PASSAGE TO READ:
________________

# Roofing Arrest Question



## NHRoofer (Nov 11, 2009)

Hello

My name is Chris Winters and I work for a small roofing company out of Derry NH. On Monday 11/10 we were setting up for the day at a residental address on a private way in Westboro MA and two uniformed men approached the job site.

At first we assumed they were the local PD and we had set off the house alarm. They identified themselves as Massachusetts Department of Industrial Accident Inspectors and fined my boss $100.00 for failure to have workers comp insurance and issued a stop work order.

They then requested we (3) produce identification and questioned about past criminal history. I felt uncomfortable about the questions and asked if I could refuse.

This did not go over very well and they stated I would be arrested! I wanted to respectfully inquire if DIA Investigators had powers of arrest or do they work with civil law only.

My boss will pay the fine but I wanted to call their boss if they abused their "powers" beyond the scope of their duties.

Thanks

Chris


----------



## Eagle13 (Jun 12, 2008)

That will probably be decided in court. But did you get arrested?


----------



## Guest (Nov 11, 2009)

HUH ?????? Did they wear hats ?


----------



## Johnny Law (Aug 8, 2008)

Here you go, from what I've read, they have the power to shut you down and fine you. About the Office of Investigations

I'd be happy with your cooperation in identifying yourself, but it's kind of a reach to say beyond that you'd be arrested.


----------



## NHRoofer (Nov 11, 2009)

Thanks for the quick reply and I did produce ID so I don't know if he would have locked me up. When I told him I had no past criminal history he did not seem to believe my answer and stated he would find out on his own.


Thanks!


----------



## Hush (Feb 1, 2009)

Give my standard answer: No Habla Englais.
Just tell them to eff off and talk to your boss.


----------



## Eagle13 (Jun 12, 2008)

Are you Caucasian? If so they may not have been used to seeing a white boy on a roof, just not usually the case around here. Just investigating an unusual occurrence.


----------



## niteowl1970 (Jul 7, 2009)

mtc said:


> Did it not occur to you to call the local police?
> 
> They _could_ have been from a competitor, hoping to screw with you.


If so it seems to of worked.


----------



## CPT Chaos (Mar 1, 2006)

Eagle13 said:


> Are you Caucasian? If so they may not have been used to seeing a white boy on a roof, just not usually the case around here. Just investigating an unusual occurrence.


White guy on a roof and he is not Santa?










Ha ha! I always wanted to use this!


----------



## Guest (Nov 11, 2009)

Sniper said:


> HUH ?????? Did they wear hats ?


yea they were wearing hard hats just to be safe


----------



## Eagle13 (Jun 12, 2008)

rookie said:


> yea they were wearing hard hats just to be safe


So now you are going to post in every post to be a pain in the a$$?


----------



## soxrock75 (Jul 26, 2004)

I have never heard of DIA Investigators wearing uniforms..........?


----------



## Guest (Nov 11, 2009)

Eagle13 said:


> So now you are going to post in every post to be a pain in the a$$?


that was not my intention


----------



## newsnut (Jan 10, 2006)

A couple of years back I had my house sided and a woman from this department showed up on the first day of work. She asked for proof of insurance and wanted to see IDs of everyone working. No one on the job wanted to give them IDs so she sent them all packing - shut the job down. No one was arrested though and my GC had to hire a new crew to finish the job. I think the GC was fined as well. It was real pain the a%$ for me because it extended the job another month.


----------

________________

MATERIAL PROVIDED:
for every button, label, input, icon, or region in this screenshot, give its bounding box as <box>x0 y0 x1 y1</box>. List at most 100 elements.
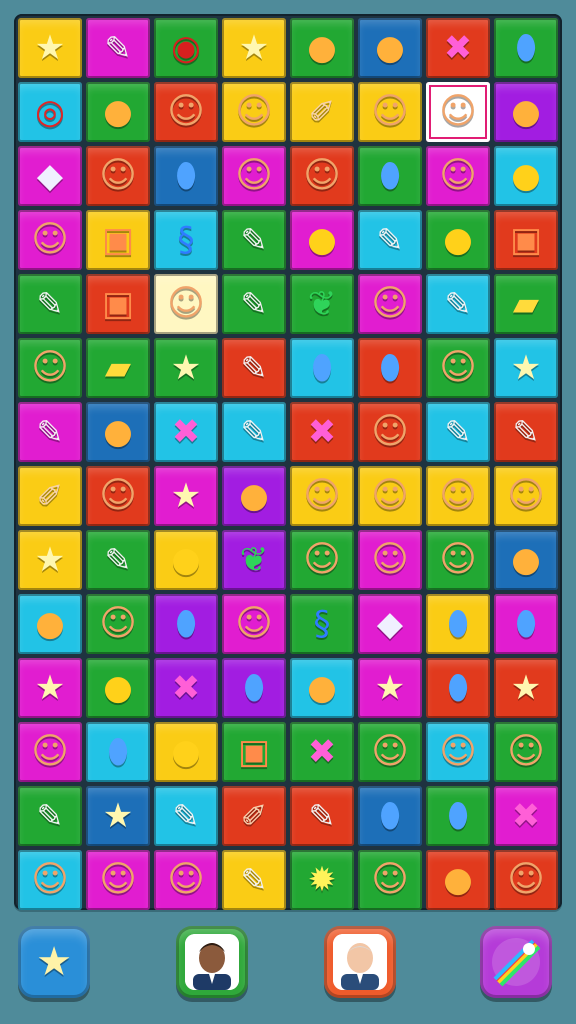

________________

REQUEST:
In the roofing arrest thread, how much did the inspectors fine the roofer's boss, and for what?

ANSWER TO THIS PROBLEM:
$100.00, for failure to have workers comp insurance.